[PROVIDED PASSAGE]
┏━━

Pi-hole: whitelisted default sites confusion

Created on 16 Feb 2018  路  38Comments  路  Source: pi-hole/pi-hole

How familiar are you with the the source code relevant to this issue?:

{1}


Expected behaviour:

{whitelist listed sites are more granular, are entire domains being blocked? Subdomains? More details on default white listed sites (i see the link already present) }

Actual behaviour:

{searching for a site that I want to confirm is blacklisted is confusing because it shows up in lists in a block list that are also whitelisted by default }

I'm using the most up to date version of pihole. I saw that 6 domains were added to whitelist list on my recent update. However, I cant tell what domains should be there by default.

The list in the whitelist section is a big vague. For example, it lists s3.amazonaws.com ... does this mean anything coming from an amazon s3 bucket will be permitted?

I am attempting to see if localytics is a site that will be blocked, but when i query the site i see this:

pihole -q -all localytics.com
Match found in list.0.raw.githubusercontent.com.domains:
analytics.localytics.com
Match found in list.4.s3.amazonaws.com.domains:
localytics.com
Match found in list.6.hosts-file.net.domains:
analytics.localytics.com
localytics.com

All three of these lists are also on the default whitelists. So, is this site blocked, or isnt it?

whitelisted domains:
Hosts-files.net
mirror1.malwaredomains.com
githubusercontent.com
s3.amazonaws.com
sysctl.org
zeustracker.abuse.ch

Discussion Feature Request

All 38 comments

We automatically whitelist the domains that the blocklists use as a way to make sure that the lists are accessible even if a user accidentally blacklists the source domains. So the 6 domains that you see added are the sources for the default blocklists we use.

The whitelist wins out of a domains is on both white and block lists. I agree that the information is not very clear and we don't do a good job explaining the reason behind the madness, if you could, can you give us an idea of what the output should look like to make it more user friendly?

And we probably should just whitelist the exact domains used for blocklist pulling instead of the more general top domains.

right, well if i was to test this .. my first poke would be to host ads on an amazon s3 bucket... something within the s3.amazonaws.com subdomain because it looks like that entire subdomain is whitelisted.

As you said, it at least appears that you are whitelisting entire TLD's, or at least entire subdomains of them.

It would be better if you built the whitelists directly into the application so that you didnt have to whitelist them. Or, at least whitelist just the specific URL's of the lists you are pulling from and lock them (pad lock icon) which if you click it tells you they are

1) default
2) why they are there
3) the option to remove it with a warning

maybe instead of a padlock, make the default white listed domains a different color that sticks out.

Right now I cant tell if calls out to localytics is blocked. When i query the domain it appears in lists, but what list is it in? Is that the block list or whitelist? Querying a url should tell you that.

I completely agree, I can move this to a feature request on https://discourse.pi-hole.net so we can track it and vote on it, or if you'd like you can open a FR post at that location.

┗━━

[TASK BRIEF]
In one shorter sentence, restate the paragraph of the Pi-hole thread that begins "We automatically whitelist the domains," keeping its main facts. The listing that comes next is separate material, apart from the Pi-hole thread.

[DATASET EXCERPT]

┏━━

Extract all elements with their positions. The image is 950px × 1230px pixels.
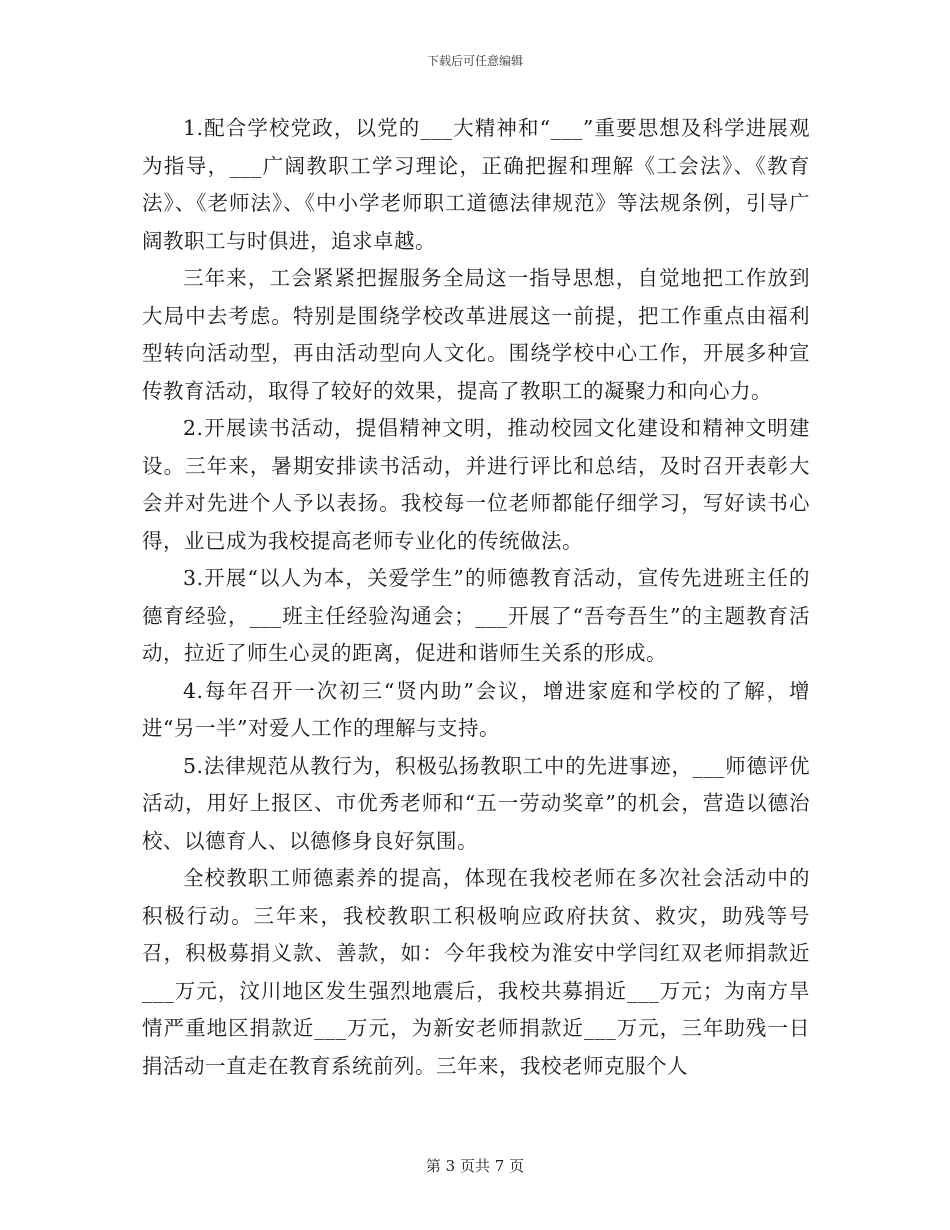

┗━━

[WRITTEN RESPONSE]
Pi-hole automatically whitelists the six source domains of its default blocklists so those lists stay reachable even if a user accidentally blacklists those domains.